Could you write out every line of the records below with no changes, leaving out the pictures?

═════ Given records ═════

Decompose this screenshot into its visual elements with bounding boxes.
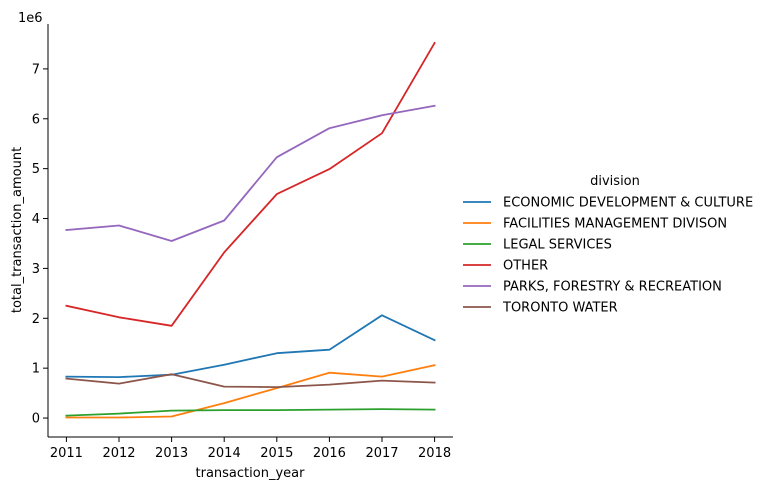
- y-tick-label: 2: [32, 312, 40, 327]
- x-tick-label: 2017: [365, 446, 398, 461]
- legend: division ECONOMIC DEVELOPMENT & CULTURE F…: [463, 174, 753, 316]
- series-line: [65, 41, 436, 327]
- legend-entry-label: LEGAL SERVICES: [503, 238, 612, 253]
- x-tick-label: 2016: [313, 446, 346, 461]
- y-tick-label: 0: [32, 412, 40, 427]
- y-tick-label: 5: [32, 162, 40, 177]
- series-line: [65, 408, 436, 417]
- plot-area: [65, 41, 436, 419]
- series-line: [65, 104, 436, 242]
- x-tick-label: 2014: [208, 446, 241, 461]
- legend-entry-label: ECONOMIC DEVELOPMENT & CULTURE: [503, 196, 753, 211]
- series-line: [65, 314, 436, 379]
- y-tick-label: 6: [32, 112, 40, 127]
- legend-entry-label: TORONTO WATER: [502, 301, 618, 316]
- x-tick-label: 2013: [155, 446, 188, 461]
- x-tick-label: 2018: [418, 446, 451, 461]
- y-offset-label: 1e6: [18, 11, 43, 26]
- y-tick-label: 7: [32, 62, 40, 77]
- y-axis-label: total_transaction_amount: [10, 147, 25, 313]
- x-axis-label: transaction_year: [196, 466, 306, 481]
- x-tick-label: 2011: [50, 446, 83, 461]
- y-tick-label: 3: [32, 262, 40, 277]
- legend-entry-label: FACILITIES MANAGEMENT DIVISON: [503, 217, 727, 232]
- series-line: [65, 364, 436, 419]
- legend-entry-label: OTHER: [503, 259, 548, 274]
- y-ticks: 0 1 2 3 4 5 6 7: [32, 62, 48, 427]
- legend-title: division: [590, 174, 640, 189]
- x-ticks: 2011 2012 2013 2014 2015 2016 2017 2018: [50, 437, 451, 461]
- y-tick-label: 4: [32, 212, 40, 227]
- series-line: [65, 373, 436, 389]
- x-tick-label: 2015: [260, 446, 293, 461]
- legend-entry-label: PARKS, FORESTRY & RECREATION: [503, 280, 722, 295]
- y-tick-label: 1: [32, 362, 40, 377]
- x-tick-label: 2012: [102, 446, 135, 461]
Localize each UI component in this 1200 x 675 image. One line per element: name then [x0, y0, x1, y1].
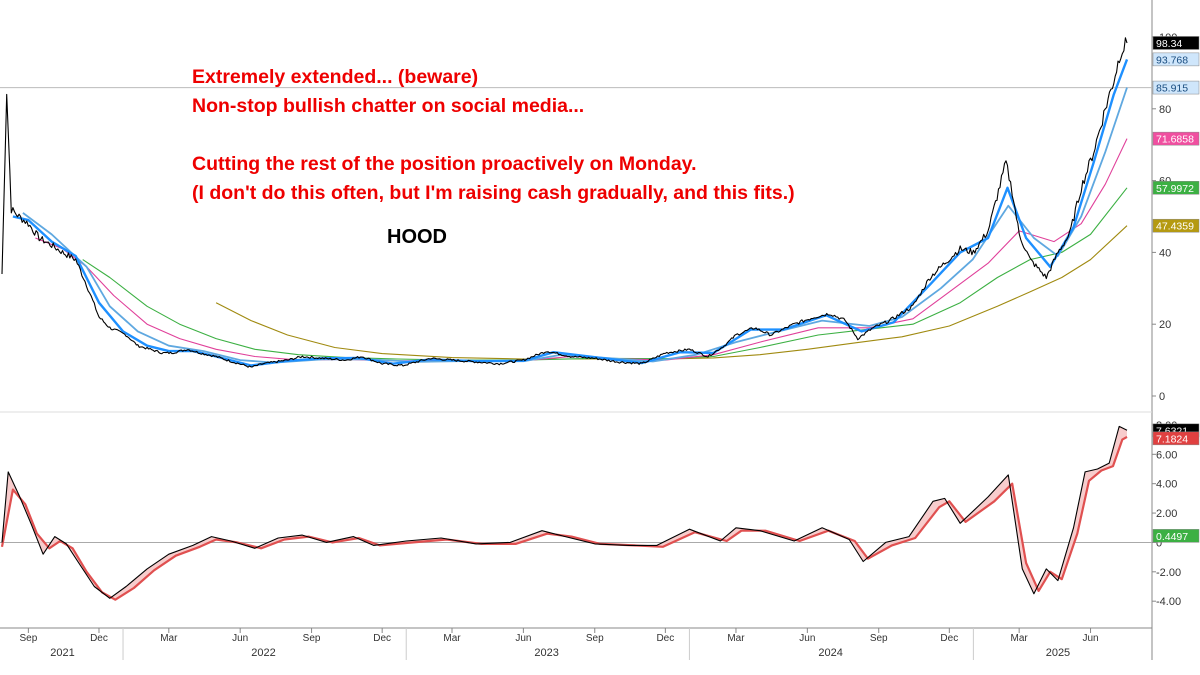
- price-y-tick-label: 0: [1159, 391, 1165, 403]
- value-badge-label: 47.4359: [1156, 221, 1194, 233]
- x-tick-label: Dec: [656, 633, 674, 644]
- x-tick-label: Sep: [586, 633, 604, 644]
- x-tick-label: Mar: [443, 633, 461, 644]
- value-badge: [1152, 181, 1200, 195]
- x-tick-label: Mar: [727, 633, 745, 644]
- value-badge-label: 7.1824: [1156, 433, 1188, 445]
- annotation-line-2: Non-stop bullish chatter on social media…: [192, 95, 585, 117]
- x-tick-label: Jun: [515, 633, 531, 644]
- x-tick-label: Sep: [870, 633, 888, 644]
- oscillator-y-tick-label: 0: [1156, 537, 1162, 549]
- oscillator-y-tick-label: 2.00: [1156, 508, 1177, 520]
- value-badge: [1152, 431, 1200, 446]
- oscillator-signal-line: [0, 435, 1128, 601]
- year-label: 2025: [1046, 647, 1070, 659]
- x-tick-label: Jun: [1082, 633, 1098, 644]
- moving-average-line-5: [215, 225, 1128, 360]
- annotation-spacer: [192, 121, 795, 150]
- value-badge-label: 71.6858: [1156, 134, 1194, 146]
- price-y-tick-label: 20: [1159, 319, 1171, 331]
- value-badge-label: 85.915: [1156, 83, 1188, 95]
- moving-average-line-1: [12, 58, 1129, 367]
- value-badge: [1152, 36, 1200, 50]
- value-badge: [1152, 52, 1200, 67]
- year-label: 2021: [50, 647, 74, 659]
- moving-average-line-4: [82, 187, 1128, 361]
- x-tick-label: Dec: [373, 633, 391, 644]
- chart-annotation: Extremely extended... (beware) Non-stop …: [192, 63, 795, 208]
- annotation-line-4: (I don't do this often, but I'm raising …: [192, 182, 795, 204]
- oscillator-y-tick-label: 4.00: [1156, 479, 1177, 491]
- year-label: 2023: [534, 647, 558, 659]
- ticker-label: HOOD: [387, 226, 447, 248]
- x-tick-label: Sep: [19, 633, 37, 644]
- value-badge: [1152, 529, 1200, 543]
- value-badge: [1152, 218, 1200, 233]
- x-tick-label: Dec: [90, 633, 108, 644]
- x-tick-label: Mar: [1011, 633, 1029, 644]
- oscillator-y-tick-label: 6.00: [1156, 449, 1177, 461]
- year-label: 2022: [251, 647, 275, 659]
- value-badge: [1152, 80, 1200, 95]
- oscillator-line: [1, 425, 1128, 599]
- x-tick-label: Jun: [232, 633, 248, 644]
- price-y-tick-label: 80: [1159, 104, 1171, 116]
- value-badge: [1152, 131, 1200, 146]
- grid-layer: [0, 0, 1153, 660]
- price-line: [1, 37, 1128, 368]
- value-badge-label: 0.4497: [1156, 531, 1188, 543]
- price-panel: [1, 37, 1129, 368]
- oscillator-y-tick-label: -2.00: [1156, 567, 1181, 579]
- x-tick-label: Mar: [160, 633, 178, 644]
- value-badge-label: 93.768: [1156, 54, 1188, 66]
- x-tick-label: Jun: [799, 633, 815, 644]
- value-badge-label: 98.34: [1156, 38, 1182, 50]
- price-y-tick-label: 40: [1159, 247, 1171, 259]
- oscillator-y-tick-label: -4.00: [1156, 596, 1181, 608]
- oscillator-panel: [0, 425, 1128, 601]
- year-label: 2024: [818, 647, 842, 659]
- value-badge-label: 57.9972: [1156, 183, 1194, 195]
- x-axis: Sep Dec Mar Jun Sep Dec Mar Jun Sep Dec Mar Jun Sep D…: [19, 628, 1099, 660]
- annotation-line-3: Cutting the rest of the position proacti…: [192, 153, 697, 175]
- x-tick-label: Dec: [940, 633, 958, 644]
- annotation-line-1: Extremely extended... (beware): [192, 66, 479, 88]
- x-tick-label: Sep: [303, 633, 321, 644]
- value-labels: 98.34 93.768 85.915 71.6858 57.9972 47.4359 7.…: [1152, 36, 1200, 543]
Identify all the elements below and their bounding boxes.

═════

* [Response to the task]
Decompose this screenshot into its visual elements with bounding boxes.
- y-tick-label: 2: [32, 312, 40, 327]
- x-tick-label: 2017: [365, 446, 398, 461]
- legend: division ECONOMIC DEVELOPMENT & CULTURE F…: [463, 174, 753, 316]
- series-line: [65, 41, 436, 327]
- legend-entry-label: LEGAL SERVICES: [503, 238, 612, 253]
- x-tick-label: 2016: [313, 446, 346, 461]
- y-tick-label: 0: [32, 412, 40, 427]
- y-tick-label: 5: [32, 162, 40, 177]
- series-line: [65, 408, 436, 417]
- plot-area: [65, 41, 436, 419]
- series-line: [65, 104, 436, 242]
- x-tick-label: 2014: [208, 446, 241, 461]
- legend-entry-label: ECONOMIC DEVELOPMENT & CULTURE: [503, 196, 753, 211]
- series-line: [65, 314, 436, 379]
- y-tick-label: 6: [32, 112, 40, 127]
- legend-entry-label: TORONTO WATER: [502, 301, 618, 316]
- x-tick-label: 2013: [155, 446, 188, 461]
- x-tick-label: 2018: [418, 446, 451, 461]
- y-offset-label: 1e6: [18, 11, 43, 26]
- y-tick-label: 7: [32, 62, 40, 77]
- y-axis-label: total_transaction_amount: [10, 147, 25, 313]
- x-axis-label: transaction_year: [196, 466, 306, 481]
- x-tick-label: 2011: [50, 446, 83, 461]
- y-tick-label: 3: [32, 262, 40, 277]
- legend-entry-label: FACILITIES MANAGEMENT DIVISON: [503, 217, 727, 232]
- series-line: [65, 364, 436, 419]
- legend-entry-label: OTHER: [503, 259, 548, 274]
- y-ticks: 0 1 2 3 4 5 6 7: [32, 62, 48, 427]
- legend-title: division: [590, 174, 640, 189]
- x-ticks: 2011 2012 2013 2014 2015 2016 2017 2018: [50, 437, 451, 461]
- y-tick-label: 4: [32, 212, 40, 227]
- series-line: [65, 373, 436, 389]
- x-tick-label: 2015: [260, 446, 293, 461]
- legend-entry-label: PARKS, FORESTRY & RECREATION: [503, 280, 722, 295]
- y-tick-label: 1: [32, 362, 40, 377]
- x-tick-label: 2012: [102, 446, 135, 461]
Localize each UI component in this 1200 x 675 image. One line per element: name then [x0, y0, x1, y1].
- price-y-tick-label: 0: [1159, 391, 1165, 403]
- value-badge-label: 47.4359: [1156, 221, 1194, 233]
- x-tick-label: Dec: [656, 633, 674, 644]
- x-tick-label: Sep: [586, 633, 604, 644]
- x-tick-label: Mar: [443, 633, 461, 644]
- value-badge: [1152, 181, 1200, 195]
- x-tick-label: Mar: [727, 633, 745, 644]
- value-badge-label: 7.1824: [1156, 433, 1188, 445]
- annotation-line-2: Non-stop bullish chatter on social media…: [192, 95, 585, 117]
- x-tick-label: Jun: [515, 633, 531, 644]
- x-tick-label: Sep: [870, 633, 888, 644]
- oscillator-y-tick-label: 0: [1156, 537, 1162, 549]
- oscillator-y-tick-label: 2.00: [1156, 508, 1177, 520]
- value-badge: [1152, 431, 1200, 446]
- oscillator-signal-line: [0, 435, 1128, 601]
- year-label: 2025: [1046, 647, 1070, 659]
- x-tick-label: Jun: [1082, 633, 1098, 644]
- moving-average-line-5: [215, 225, 1128, 360]
- annotation-spacer: [192, 121, 795, 150]
- value-badge-label: 71.6858: [1156, 134, 1194, 146]
- price-y-tick-label: 20: [1159, 319, 1171, 331]
- value-badge-label: 85.915: [1156, 83, 1188, 95]
- moving-average-line-1: [12, 58, 1129, 367]
- value-badge: [1152, 36, 1200, 50]
- value-badge: [1152, 52, 1200, 67]
- year-label: 2021: [50, 647, 74, 659]
- moving-average-line-4: [82, 187, 1128, 361]
- x-tick-label: Dec: [373, 633, 391, 644]
- chart-annotation: Extremely extended... (beware) Non-stop …: [192, 63, 795, 208]
- annotation-line-4: (I don't do this often, but I'm raising …: [192, 182, 795, 204]
- oscillator-y-tick-label: 4.00: [1156, 479, 1177, 491]
- year-label: 2023: [534, 647, 558, 659]
- ticker-label: HOOD: [387, 226, 447, 248]
- x-tick-label: Sep: [19, 633, 37, 644]
- value-badge: [1152, 529, 1200, 543]
- value-badge: [1152, 218, 1200, 233]
- x-tick-label: Dec: [90, 633, 108, 644]
- x-tick-label: Mar: [1011, 633, 1029, 644]
- oscillator-y-tick-label: 6.00: [1156, 449, 1177, 461]
- year-label: 2022: [251, 647, 275, 659]
- value-badge: [1152, 80, 1200, 95]
- oscillator-line: [1, 425, 1128, 599]
- x-tick-label: Jun: [232, 633, 248, 644]
- price-y-tick-label: 80: [1159, 104, 1171, 116]
- value-badge: [1152, 131, 1200, 146]
- grid-layer: [0, 0, 1153, 660]
- price-line: [1, 37, 1128, 368]
- value-badge-label: 0.4497: [1156, 531, 1188, 543]
- price-panel: [1, 37, 1129, 368]
- oscillator-y-tick-label: -2.00: [1156, 567, 1181, 579]
- x-tick-label: Mar: [160, 633, 178, 644]
- value-badge-label: 93.768: [1156, 54, 1188, 66]
- x-tick-label: Jun: [799, 633, 815, 644]
- value-badge-label: 98.34: [1156, 38, 1182, 50]
- price-y-tick-label: 40: [1159, 247, 1171, 259]
- oscillator-y-tick-label: -4.00: [1156, 596, 1181, 608]
- oscillator-panel: [0, 425, 1128, 601]
- year-label: 2024: [818, 647, 842, 659]
- value-badge-label: 57.9972: [1156, 183, 1194, 195]
- x-axis: Sep Dec Mar Jun Sep Dec Mar Jun Sep Dec Mar Jun Sep D…: [19, 628, 1099, 660]
- annotation-line-3: Cutting the rest of the position proacti…: [192, 153, 697, 175]
- x-tick-label: Dec: [940, 633, 958, 644]
- annotation-line-1: Extremely extended... (beware): [192, 66, 479, 88]
- x-tick-label: Sep: [303, 633, 321, 644]
- value-labels: 98.34 93.768 85.915 71.6858 57.9972 47.4359 7.…: [1152, 36, 1200, 543]
Identify all the elements below and their bounding boxes.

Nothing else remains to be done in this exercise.